Each line that holds the word "Sunbelt" should be returned.

> **Extracted records**
— Begin —

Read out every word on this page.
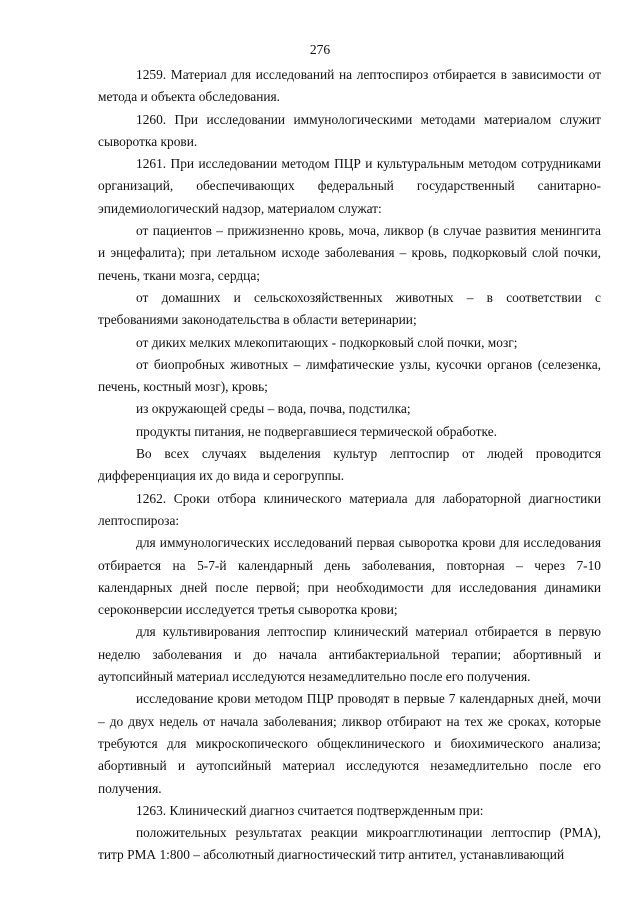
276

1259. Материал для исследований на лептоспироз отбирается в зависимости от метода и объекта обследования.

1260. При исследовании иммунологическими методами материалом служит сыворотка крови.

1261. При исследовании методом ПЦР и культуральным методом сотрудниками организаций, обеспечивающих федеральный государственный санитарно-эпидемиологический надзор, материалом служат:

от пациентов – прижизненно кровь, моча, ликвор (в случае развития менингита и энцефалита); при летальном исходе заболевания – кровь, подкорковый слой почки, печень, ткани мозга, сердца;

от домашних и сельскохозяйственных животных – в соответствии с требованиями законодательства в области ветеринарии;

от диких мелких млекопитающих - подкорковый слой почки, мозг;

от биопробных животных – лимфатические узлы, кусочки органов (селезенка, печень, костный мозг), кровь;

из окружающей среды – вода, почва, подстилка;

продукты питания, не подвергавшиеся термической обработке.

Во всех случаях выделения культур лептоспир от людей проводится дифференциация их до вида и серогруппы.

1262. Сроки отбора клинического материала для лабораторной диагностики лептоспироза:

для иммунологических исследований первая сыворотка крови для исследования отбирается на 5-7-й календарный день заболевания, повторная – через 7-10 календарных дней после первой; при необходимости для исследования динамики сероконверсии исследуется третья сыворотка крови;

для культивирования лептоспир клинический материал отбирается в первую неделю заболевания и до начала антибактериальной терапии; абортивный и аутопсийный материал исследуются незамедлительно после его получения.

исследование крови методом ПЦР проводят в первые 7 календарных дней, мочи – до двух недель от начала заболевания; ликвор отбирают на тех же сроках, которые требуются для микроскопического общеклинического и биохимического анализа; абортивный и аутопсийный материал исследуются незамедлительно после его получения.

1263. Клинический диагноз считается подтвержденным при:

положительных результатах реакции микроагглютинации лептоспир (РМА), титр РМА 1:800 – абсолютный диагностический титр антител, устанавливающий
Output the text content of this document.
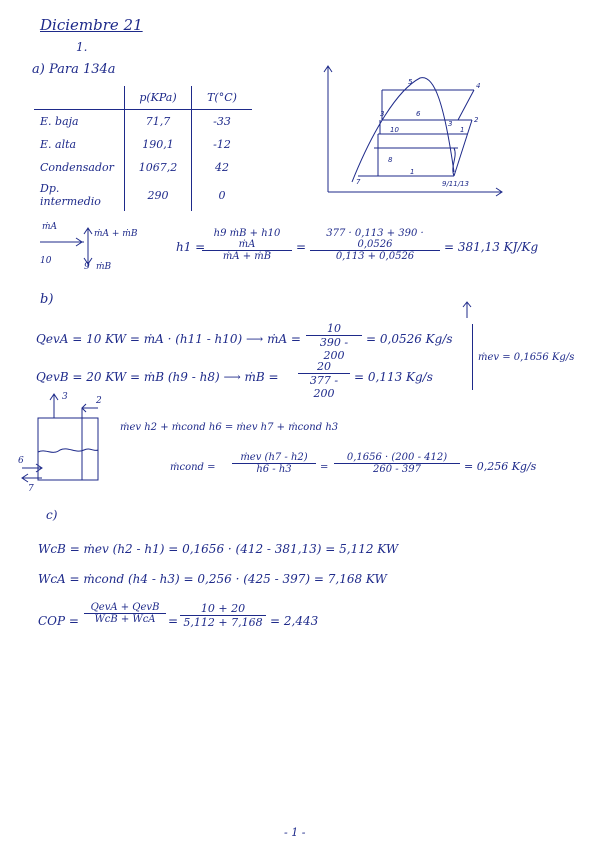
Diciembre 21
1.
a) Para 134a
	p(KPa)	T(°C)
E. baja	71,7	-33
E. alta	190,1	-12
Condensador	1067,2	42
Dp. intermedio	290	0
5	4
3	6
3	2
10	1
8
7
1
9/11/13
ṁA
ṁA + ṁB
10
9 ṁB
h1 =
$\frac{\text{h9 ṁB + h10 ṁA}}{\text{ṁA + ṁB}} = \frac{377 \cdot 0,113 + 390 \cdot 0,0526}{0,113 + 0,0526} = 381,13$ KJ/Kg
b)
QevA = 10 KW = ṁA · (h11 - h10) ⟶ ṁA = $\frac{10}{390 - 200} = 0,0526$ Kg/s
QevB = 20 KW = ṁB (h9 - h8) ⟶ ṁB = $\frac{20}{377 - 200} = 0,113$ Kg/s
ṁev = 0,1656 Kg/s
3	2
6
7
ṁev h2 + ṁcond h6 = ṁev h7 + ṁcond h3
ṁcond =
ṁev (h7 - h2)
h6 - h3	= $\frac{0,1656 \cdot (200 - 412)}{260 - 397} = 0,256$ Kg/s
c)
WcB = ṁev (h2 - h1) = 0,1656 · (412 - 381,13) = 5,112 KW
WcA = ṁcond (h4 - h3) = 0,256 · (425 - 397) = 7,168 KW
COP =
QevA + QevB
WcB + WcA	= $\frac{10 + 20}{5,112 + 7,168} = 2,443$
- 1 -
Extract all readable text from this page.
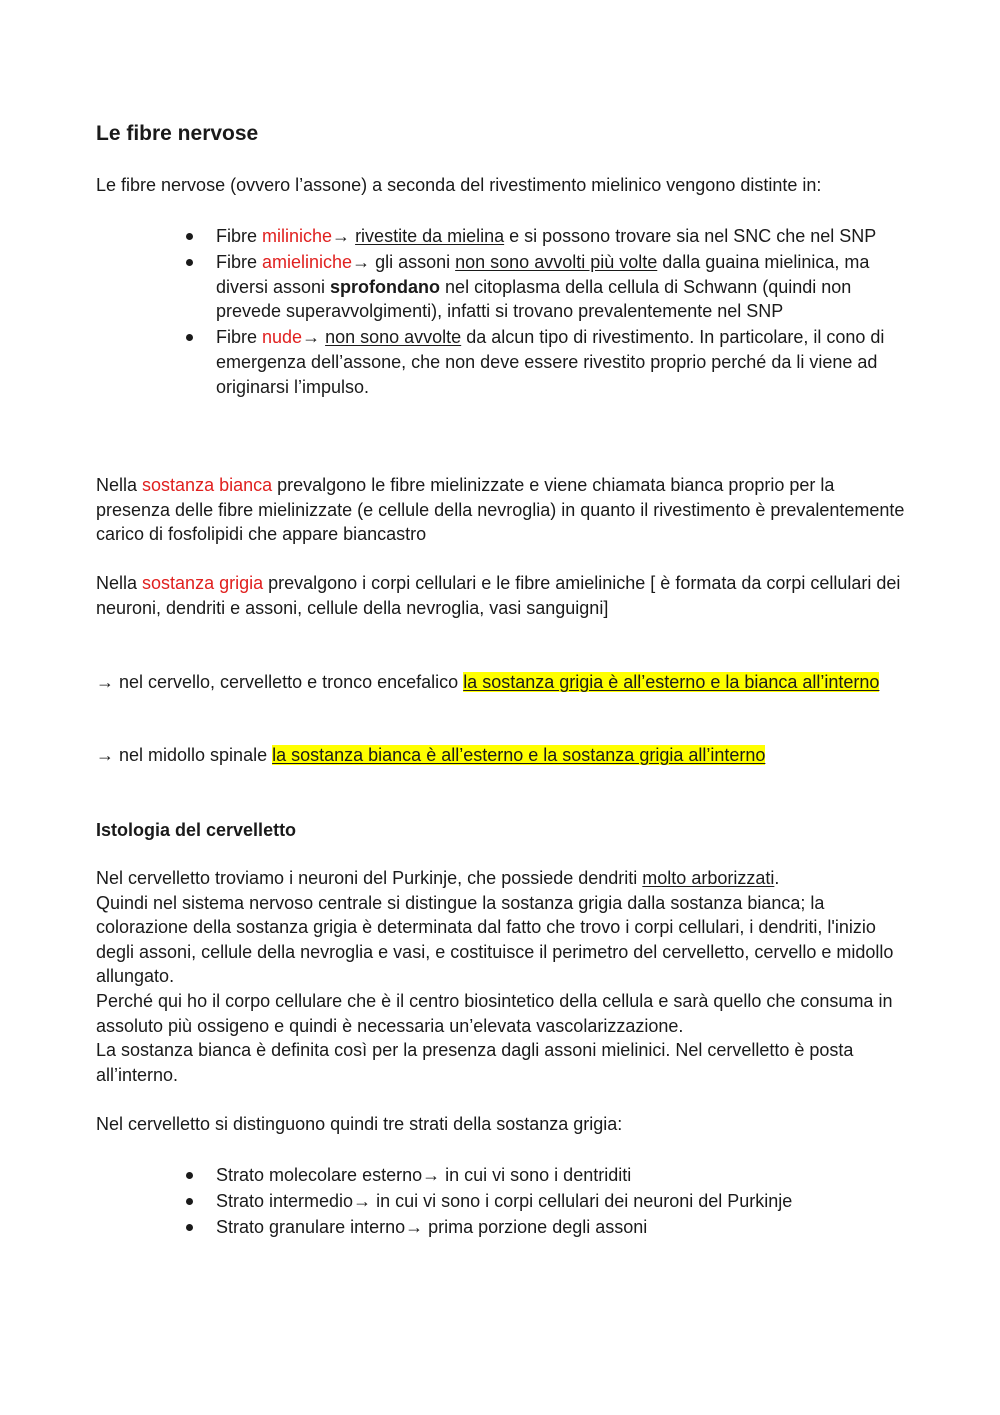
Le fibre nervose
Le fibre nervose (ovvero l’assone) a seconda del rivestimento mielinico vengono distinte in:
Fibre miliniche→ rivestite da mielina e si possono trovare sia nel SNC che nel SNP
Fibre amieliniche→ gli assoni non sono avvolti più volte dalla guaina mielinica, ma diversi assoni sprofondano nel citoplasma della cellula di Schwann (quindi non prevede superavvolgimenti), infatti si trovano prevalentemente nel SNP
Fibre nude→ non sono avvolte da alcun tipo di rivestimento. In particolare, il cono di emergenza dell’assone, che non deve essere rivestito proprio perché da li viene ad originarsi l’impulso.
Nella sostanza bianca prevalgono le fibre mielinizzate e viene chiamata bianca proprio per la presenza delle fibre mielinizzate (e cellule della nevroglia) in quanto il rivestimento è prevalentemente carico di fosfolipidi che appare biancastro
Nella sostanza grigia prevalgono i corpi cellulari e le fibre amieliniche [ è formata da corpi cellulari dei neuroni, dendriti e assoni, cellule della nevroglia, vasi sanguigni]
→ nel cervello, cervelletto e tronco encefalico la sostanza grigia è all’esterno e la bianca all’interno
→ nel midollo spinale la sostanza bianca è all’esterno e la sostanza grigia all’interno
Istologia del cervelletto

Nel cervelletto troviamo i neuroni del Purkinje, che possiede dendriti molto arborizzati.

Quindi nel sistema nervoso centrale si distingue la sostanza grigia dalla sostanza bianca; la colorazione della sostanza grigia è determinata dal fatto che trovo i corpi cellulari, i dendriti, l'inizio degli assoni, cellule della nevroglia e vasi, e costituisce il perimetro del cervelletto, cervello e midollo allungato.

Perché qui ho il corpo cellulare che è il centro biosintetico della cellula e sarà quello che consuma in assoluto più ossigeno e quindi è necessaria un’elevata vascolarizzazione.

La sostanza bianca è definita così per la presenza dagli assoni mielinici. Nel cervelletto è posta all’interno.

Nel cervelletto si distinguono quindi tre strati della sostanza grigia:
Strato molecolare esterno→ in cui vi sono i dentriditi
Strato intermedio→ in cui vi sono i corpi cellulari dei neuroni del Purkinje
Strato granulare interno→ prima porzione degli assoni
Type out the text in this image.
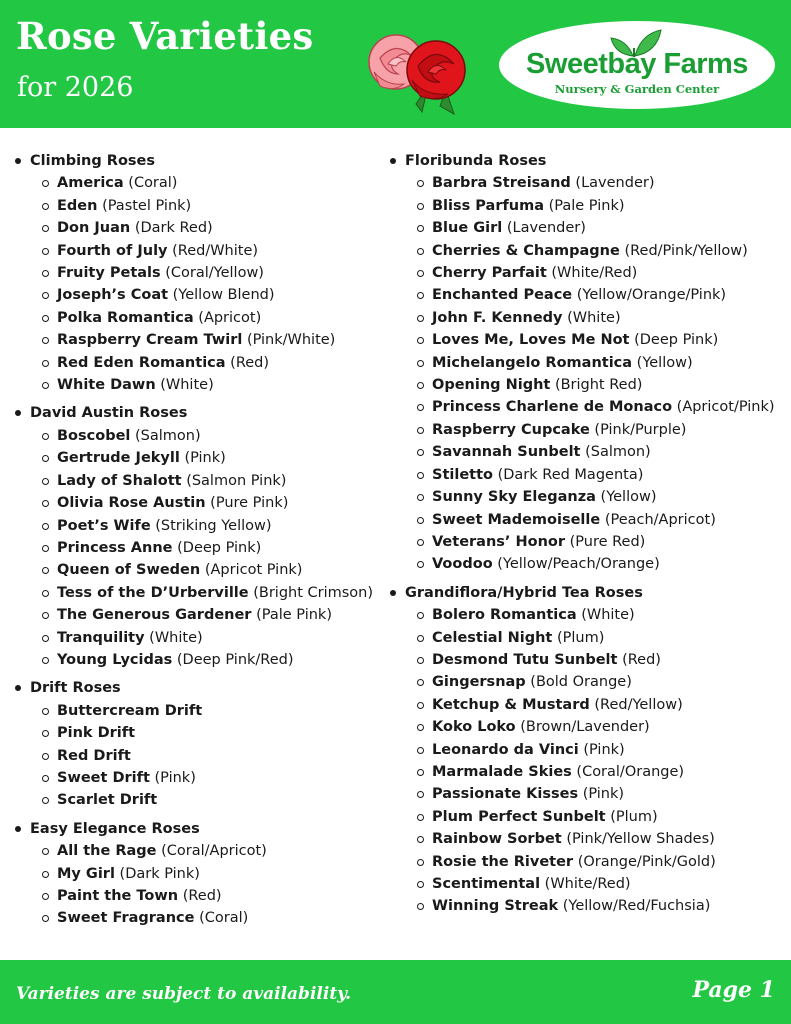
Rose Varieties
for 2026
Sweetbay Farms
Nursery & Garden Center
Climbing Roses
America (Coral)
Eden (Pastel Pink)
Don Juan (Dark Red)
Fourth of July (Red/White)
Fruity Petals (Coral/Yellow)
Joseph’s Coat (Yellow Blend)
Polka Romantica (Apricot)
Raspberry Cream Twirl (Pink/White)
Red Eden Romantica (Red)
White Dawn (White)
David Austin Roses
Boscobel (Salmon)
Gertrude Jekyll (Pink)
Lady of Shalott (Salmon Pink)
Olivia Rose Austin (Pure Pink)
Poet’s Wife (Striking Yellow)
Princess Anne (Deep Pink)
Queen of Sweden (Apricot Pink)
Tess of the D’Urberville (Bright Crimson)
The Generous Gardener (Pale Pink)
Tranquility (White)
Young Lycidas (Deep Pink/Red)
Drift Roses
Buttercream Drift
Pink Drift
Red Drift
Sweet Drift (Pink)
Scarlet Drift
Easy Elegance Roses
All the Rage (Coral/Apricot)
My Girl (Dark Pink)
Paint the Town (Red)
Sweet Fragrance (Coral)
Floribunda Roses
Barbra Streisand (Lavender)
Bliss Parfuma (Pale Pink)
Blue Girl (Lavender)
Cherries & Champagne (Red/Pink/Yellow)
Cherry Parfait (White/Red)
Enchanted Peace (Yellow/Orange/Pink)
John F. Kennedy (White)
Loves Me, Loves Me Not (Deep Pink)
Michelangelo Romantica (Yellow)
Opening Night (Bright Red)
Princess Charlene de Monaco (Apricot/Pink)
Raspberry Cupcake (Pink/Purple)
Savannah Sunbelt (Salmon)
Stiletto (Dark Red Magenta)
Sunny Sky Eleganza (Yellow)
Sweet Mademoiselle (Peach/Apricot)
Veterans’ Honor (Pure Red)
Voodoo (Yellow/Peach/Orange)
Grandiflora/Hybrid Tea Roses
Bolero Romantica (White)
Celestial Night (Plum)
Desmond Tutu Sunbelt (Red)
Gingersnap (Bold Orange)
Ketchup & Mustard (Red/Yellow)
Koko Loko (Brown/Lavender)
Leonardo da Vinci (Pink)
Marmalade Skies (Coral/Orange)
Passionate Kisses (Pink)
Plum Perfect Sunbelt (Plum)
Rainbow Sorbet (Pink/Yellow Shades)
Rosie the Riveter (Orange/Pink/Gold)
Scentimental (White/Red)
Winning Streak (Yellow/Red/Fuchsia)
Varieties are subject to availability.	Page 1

— End —

> **COMPLETE RESPONSE**
Savannah Sunbelt (Salmon)
Desmond Tutu Sunbelt (Red)
Plum Perfect Sunbelt (Plum)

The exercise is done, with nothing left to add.